● **Part of a data file**
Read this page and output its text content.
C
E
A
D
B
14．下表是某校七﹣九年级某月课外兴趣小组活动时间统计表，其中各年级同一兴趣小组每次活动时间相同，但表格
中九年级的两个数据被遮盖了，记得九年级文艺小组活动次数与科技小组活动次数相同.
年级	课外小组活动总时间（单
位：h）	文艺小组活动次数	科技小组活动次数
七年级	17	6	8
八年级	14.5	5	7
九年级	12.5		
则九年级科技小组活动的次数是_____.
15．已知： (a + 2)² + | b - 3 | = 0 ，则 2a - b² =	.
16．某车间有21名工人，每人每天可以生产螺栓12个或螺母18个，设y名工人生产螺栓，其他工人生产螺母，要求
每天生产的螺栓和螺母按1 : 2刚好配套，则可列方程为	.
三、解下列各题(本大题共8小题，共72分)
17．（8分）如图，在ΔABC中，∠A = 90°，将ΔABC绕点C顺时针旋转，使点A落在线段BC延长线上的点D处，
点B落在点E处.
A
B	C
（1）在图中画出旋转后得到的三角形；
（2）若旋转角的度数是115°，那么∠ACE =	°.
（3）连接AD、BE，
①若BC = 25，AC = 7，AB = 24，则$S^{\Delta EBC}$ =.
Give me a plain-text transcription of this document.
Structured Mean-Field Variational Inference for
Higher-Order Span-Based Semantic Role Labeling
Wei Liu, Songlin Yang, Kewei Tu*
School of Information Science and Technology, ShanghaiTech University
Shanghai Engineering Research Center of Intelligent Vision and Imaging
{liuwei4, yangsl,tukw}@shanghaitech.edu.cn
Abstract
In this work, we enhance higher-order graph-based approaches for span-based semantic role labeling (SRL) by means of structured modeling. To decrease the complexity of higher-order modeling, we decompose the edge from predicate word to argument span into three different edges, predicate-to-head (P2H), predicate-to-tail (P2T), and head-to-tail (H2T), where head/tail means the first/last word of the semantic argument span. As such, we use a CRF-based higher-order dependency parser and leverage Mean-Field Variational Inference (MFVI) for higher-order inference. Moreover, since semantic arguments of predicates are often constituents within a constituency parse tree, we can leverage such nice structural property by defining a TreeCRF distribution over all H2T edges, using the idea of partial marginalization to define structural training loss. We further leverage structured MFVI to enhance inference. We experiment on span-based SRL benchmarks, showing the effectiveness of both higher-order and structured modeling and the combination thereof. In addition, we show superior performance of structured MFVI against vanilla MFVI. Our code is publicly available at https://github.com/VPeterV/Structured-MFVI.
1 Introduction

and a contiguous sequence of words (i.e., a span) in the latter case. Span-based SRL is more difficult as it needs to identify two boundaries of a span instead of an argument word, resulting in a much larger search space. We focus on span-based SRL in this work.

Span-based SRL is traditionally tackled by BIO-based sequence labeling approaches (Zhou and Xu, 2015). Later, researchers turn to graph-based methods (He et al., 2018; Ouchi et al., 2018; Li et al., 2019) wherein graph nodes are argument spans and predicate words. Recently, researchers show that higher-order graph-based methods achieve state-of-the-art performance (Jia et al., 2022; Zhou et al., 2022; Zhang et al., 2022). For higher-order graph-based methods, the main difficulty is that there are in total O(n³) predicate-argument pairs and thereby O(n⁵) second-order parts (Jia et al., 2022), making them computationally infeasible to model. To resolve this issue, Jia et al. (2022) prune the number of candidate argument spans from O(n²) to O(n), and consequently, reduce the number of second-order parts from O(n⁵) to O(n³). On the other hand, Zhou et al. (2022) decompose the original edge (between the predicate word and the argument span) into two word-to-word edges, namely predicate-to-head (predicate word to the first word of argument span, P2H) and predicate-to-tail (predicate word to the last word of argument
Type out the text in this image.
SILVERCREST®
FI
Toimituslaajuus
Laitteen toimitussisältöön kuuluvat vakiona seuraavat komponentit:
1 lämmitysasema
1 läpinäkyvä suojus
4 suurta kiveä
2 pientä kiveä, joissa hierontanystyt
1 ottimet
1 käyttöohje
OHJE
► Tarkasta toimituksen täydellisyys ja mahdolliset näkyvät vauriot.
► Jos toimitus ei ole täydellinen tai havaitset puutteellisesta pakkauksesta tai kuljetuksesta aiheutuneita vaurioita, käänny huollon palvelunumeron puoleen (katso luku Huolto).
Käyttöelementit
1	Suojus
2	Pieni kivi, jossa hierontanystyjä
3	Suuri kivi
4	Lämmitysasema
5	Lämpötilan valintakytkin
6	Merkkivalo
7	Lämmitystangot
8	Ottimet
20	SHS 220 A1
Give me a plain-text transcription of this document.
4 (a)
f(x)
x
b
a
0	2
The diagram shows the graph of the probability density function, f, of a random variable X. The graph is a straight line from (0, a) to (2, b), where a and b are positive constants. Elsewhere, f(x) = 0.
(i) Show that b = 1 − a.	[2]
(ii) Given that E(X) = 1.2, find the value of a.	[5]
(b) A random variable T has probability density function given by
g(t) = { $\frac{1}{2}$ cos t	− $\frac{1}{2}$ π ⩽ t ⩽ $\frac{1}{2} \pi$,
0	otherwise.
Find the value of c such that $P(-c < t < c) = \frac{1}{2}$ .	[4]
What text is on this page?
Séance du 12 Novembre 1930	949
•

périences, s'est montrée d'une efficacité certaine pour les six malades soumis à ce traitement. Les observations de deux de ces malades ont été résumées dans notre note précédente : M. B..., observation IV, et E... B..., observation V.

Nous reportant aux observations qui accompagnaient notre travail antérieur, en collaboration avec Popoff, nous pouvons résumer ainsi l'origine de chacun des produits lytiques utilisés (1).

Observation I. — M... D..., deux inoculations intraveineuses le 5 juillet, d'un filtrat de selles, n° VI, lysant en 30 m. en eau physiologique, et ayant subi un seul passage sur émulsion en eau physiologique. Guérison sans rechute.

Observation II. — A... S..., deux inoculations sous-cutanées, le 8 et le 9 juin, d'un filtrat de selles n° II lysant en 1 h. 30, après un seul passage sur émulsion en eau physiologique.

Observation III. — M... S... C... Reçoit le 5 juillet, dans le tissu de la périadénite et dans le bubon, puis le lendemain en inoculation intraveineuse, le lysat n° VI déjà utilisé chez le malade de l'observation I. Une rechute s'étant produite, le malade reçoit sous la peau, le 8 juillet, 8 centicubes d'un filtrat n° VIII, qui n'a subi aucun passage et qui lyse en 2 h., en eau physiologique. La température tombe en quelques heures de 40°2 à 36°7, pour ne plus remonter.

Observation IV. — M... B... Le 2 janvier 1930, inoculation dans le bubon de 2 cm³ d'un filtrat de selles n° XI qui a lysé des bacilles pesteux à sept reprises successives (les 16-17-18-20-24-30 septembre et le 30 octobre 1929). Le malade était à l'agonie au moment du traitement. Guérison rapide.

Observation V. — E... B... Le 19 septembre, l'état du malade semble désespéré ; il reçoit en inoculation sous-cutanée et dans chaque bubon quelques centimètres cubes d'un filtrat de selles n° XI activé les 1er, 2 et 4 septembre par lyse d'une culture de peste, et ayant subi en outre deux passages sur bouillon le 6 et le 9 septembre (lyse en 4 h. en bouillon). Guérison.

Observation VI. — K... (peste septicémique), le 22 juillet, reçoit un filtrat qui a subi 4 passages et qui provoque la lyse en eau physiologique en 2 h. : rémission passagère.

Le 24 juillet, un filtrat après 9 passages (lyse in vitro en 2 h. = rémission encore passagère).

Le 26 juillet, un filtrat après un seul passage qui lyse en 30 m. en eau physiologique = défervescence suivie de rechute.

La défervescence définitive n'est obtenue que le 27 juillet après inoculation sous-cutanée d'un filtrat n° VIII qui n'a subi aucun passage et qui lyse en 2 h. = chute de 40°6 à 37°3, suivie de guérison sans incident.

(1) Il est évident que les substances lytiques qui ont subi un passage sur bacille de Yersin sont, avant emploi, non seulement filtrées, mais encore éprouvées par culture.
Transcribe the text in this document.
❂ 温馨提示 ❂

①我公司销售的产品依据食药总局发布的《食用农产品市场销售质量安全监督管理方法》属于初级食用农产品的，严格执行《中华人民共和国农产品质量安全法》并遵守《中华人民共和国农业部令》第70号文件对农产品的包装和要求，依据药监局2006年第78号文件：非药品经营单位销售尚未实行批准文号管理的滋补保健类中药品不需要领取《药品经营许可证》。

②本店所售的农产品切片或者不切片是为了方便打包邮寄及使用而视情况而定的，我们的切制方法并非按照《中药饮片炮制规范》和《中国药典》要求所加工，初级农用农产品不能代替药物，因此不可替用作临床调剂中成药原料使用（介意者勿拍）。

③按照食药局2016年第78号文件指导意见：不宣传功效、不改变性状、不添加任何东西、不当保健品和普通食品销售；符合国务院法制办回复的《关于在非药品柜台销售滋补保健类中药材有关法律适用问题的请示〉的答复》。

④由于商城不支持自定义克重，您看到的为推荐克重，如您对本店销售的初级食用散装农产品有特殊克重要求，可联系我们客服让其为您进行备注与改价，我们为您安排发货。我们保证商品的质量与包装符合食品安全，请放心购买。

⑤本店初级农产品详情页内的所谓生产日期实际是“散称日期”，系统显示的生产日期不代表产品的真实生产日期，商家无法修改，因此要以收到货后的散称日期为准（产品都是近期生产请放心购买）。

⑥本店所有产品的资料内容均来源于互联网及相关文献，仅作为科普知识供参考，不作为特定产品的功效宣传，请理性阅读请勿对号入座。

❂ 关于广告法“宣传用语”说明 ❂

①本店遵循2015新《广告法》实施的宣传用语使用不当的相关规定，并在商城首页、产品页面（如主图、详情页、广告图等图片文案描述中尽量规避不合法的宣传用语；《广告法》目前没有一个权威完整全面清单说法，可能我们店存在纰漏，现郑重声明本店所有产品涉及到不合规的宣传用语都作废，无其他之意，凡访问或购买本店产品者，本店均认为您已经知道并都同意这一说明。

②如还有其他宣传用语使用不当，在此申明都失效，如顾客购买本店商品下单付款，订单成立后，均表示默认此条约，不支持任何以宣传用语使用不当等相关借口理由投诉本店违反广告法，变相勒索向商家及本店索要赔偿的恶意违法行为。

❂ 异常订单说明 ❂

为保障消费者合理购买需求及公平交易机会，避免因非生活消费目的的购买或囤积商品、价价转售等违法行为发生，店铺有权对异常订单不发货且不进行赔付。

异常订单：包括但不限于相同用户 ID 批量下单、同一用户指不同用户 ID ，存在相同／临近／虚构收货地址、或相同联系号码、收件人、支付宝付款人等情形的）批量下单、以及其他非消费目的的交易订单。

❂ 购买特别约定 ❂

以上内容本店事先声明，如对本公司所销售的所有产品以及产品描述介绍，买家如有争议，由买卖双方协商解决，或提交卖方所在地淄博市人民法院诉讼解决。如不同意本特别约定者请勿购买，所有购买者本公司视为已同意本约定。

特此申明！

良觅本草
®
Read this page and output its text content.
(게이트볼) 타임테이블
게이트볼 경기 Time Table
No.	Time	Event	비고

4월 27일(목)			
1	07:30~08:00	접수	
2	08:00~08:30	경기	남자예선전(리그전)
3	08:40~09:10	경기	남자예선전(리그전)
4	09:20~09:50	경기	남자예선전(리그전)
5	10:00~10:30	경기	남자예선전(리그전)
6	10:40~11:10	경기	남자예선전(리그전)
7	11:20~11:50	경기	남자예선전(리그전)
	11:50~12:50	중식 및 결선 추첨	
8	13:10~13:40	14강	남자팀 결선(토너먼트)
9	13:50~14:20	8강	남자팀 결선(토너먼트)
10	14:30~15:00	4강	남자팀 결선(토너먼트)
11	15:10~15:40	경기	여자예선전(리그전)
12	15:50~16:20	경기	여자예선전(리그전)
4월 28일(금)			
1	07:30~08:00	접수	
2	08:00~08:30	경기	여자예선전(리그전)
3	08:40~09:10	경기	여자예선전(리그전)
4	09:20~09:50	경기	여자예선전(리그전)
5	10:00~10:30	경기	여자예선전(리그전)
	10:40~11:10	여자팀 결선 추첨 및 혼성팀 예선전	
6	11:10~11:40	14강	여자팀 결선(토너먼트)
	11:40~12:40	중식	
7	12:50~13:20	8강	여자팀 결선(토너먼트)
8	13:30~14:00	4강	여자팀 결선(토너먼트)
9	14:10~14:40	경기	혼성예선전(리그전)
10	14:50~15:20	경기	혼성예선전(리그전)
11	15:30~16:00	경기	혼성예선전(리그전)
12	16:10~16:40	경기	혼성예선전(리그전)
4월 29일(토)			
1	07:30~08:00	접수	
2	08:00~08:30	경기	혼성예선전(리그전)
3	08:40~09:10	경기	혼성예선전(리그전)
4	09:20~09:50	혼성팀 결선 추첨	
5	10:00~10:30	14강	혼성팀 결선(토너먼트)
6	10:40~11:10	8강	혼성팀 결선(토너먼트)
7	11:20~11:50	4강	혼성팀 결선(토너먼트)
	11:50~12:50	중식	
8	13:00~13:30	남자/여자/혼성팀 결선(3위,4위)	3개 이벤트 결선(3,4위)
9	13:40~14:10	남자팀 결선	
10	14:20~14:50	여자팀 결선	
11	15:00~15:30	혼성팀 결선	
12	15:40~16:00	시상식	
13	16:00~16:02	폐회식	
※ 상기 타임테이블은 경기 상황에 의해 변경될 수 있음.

● **Problem to solve**
Search the data above for lines holding "variable" and copy each of them.

● **Written response**
The diagram shows the graph of the probability density function, f, of a random variable X. The graph is a straight line from (0, a) to (2, b), where a and b are positive constants. Elsewhere, f(x) = 0.
(b) A random variable T has probability density function given by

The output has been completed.